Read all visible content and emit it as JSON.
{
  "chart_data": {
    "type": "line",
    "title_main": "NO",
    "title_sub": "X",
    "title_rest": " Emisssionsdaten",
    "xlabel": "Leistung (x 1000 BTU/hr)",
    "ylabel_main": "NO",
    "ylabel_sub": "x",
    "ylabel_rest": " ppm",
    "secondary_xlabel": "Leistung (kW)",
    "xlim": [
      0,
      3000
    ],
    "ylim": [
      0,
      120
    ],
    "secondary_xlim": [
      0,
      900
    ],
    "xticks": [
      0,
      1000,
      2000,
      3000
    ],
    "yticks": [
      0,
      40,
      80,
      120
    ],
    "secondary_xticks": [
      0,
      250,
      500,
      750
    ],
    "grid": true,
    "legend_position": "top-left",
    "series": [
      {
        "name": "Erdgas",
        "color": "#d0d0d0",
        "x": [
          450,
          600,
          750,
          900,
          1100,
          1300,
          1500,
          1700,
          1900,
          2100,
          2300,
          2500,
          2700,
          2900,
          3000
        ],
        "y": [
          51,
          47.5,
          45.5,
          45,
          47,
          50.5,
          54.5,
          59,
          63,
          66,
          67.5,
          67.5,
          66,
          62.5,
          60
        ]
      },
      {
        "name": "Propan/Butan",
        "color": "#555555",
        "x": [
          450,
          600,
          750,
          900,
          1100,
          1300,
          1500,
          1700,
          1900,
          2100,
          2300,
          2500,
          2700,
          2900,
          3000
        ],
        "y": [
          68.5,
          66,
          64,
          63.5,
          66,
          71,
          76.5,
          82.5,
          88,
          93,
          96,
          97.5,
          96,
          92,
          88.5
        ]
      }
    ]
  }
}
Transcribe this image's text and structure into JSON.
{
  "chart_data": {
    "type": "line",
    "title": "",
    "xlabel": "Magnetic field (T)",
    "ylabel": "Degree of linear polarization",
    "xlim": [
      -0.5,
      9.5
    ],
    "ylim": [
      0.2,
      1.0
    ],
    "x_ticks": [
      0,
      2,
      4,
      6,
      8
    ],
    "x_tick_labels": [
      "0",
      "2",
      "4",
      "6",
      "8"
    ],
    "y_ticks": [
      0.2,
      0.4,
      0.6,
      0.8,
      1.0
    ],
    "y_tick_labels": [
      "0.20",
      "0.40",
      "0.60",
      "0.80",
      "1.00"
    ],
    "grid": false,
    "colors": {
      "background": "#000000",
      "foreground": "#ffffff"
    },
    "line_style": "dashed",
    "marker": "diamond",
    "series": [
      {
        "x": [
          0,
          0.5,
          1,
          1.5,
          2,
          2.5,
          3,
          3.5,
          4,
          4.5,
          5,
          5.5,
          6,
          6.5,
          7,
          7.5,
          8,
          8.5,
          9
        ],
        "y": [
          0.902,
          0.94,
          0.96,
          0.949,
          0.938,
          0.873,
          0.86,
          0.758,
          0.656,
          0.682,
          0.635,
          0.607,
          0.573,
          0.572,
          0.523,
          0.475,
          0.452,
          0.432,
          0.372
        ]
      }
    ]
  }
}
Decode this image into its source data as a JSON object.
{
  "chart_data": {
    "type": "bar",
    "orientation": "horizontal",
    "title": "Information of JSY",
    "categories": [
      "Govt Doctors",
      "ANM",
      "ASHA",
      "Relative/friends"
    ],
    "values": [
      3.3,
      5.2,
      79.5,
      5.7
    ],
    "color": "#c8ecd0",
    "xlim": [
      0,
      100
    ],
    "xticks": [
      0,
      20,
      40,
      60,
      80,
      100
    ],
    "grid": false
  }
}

.....

> WHAT THE EXERCISE ASKS: Repeat the listing above without any change.

> EXERCISE SOLUTION:
Read all visible content and emit it as JSON.
{
  "chart_data": {
    "type": "line",
    "title_main": "NO",
    "title_sub": "X",
    "title_rest": " Emisssionsdaten",
    "xlabel": "Leistung (x 1000 BTU/hr)",
    "ylabel_main": "NO",
    "ylabel_sub": "x",
    "ylabel_rest": " ppm",
    "secondary_xlabel": "Leistung (kW)",
    "xlim": [
      0,
      3000
    ],
    "ylim": [
      0,
      120
    ],
    "secondary_xlim": [
      0,
      900
    ],
    "xticks": [
      0,
      1000,
      2000,
      3000
    ],
    "yticks": [
      0,
      40,
      80,
      120
    ],
    "secondary_xticks": [
      0,
      250,
      500,
      750
    ],
    "grid": true,
    "legend_position": "top-left",
    "series": [
      {
        "name": "Erdgas",
        "color": "#d0d0d0",
        "x": [
          450,
          600,
          750,
          900,
          1100,
          1300,
          1500,
          1700,
          1900,
          2100,
          2300,
          2500,
          2700,
          2900,
          3000
        ],
        "y": [
          51,
          47.5,
          45.5,
          45,
          47,
          50.5,
          54.5,
          59,
          63,
          66,
          67.5,
          67.5,
          66,
          62.5,
          60
        ]
      },
      {
        "name": "Propan/Butan",
        "color": "#555555",
        "x": [
          450,
          600,
          750,
          900,
          1100,
          1300,
          1500,
          1700,
          1900,
          2100,
          2300,
          2500,
          2700,
          2900,
          3000
        ],
        "y": [
          68.5,
          66,
          64,
          63.5,
          66,
          71,
          76.5,
          82.5,
          88,
          93,
          96,
          97.5,
          96,
          92,
          88.5
        ]
      }
    ]
  }
}
Transcribe this image's text and structure into JSON.
{
  "chart_data": {
    "type": "line",
    "title": "",
    "xlabel": "Magnetic field (T)",
    "ylabel": "Degree of linear polarization",
    "xlim": [
      -0.5,
      9.5
    ],
    "ylim": [
      0.2,
      1.0
    ],
    "x_ticks": [
      0,
      2,
      4,
      6,
      8
    ],
    "x_tick_labels": [
      "0",
      "2",
      "4",
      "6",
      "8"
    ],
    "y_ticks": [
      0.2,
      0.4,
      0.6,
      0.8,
      1.0
    ],
    "y_tick_labels": [
      "0.20",
      "0.40",
      "0.60",
      "0.80",
      "1.00"
    ],
    "grid": false,
    "colors": {
      "background": "#000000",
      "foreground": "#ffffff"
    },
    "line_style": "dashed",
    "marker": "diamond",
    "series": [
      {
        "x": [
          0,
          0.5,
          1,
          1.5,
          2,
          2.5,
          3,
          3.5,
          4,
          4.5,
          5,
          5.5,
          6,
          6.5,
          7,
          7.5,
          8,
          8.5,
          9
        ],
        "y": [
          0.902,
          0.94,
          0.96,
          0.949,
          0.938,
          0.873,
          0.86,
          0.758,
          0.656,
          0.682,
          0.635,
          0.607,
          0.573,
          0.572,
          0.523,
          0.475,
          0.452,
          0.432,
          0.372
        ]
      }
    ]
  }
}
Decode this image into its source data as a JSON object.
{
  "chart_data": {
    "type": "bar",
    "orientation": "horizontal",
    "title": "Information of JSY",
    "categories": [
      "Govt Doctors",
      "ANM",
      "ASHA",
      "Relative/friends"
    ],
    "values": [
      3.3,
      5.2,
      79.5,
      5.7
    ],
    "color": "#c8ecd0",
    "xlim": [
      0,
      100
    ],
    "xticks": [
      0,
      20,
      40,
      60,
      80,
      100
    ],
    "grid": false
  }
}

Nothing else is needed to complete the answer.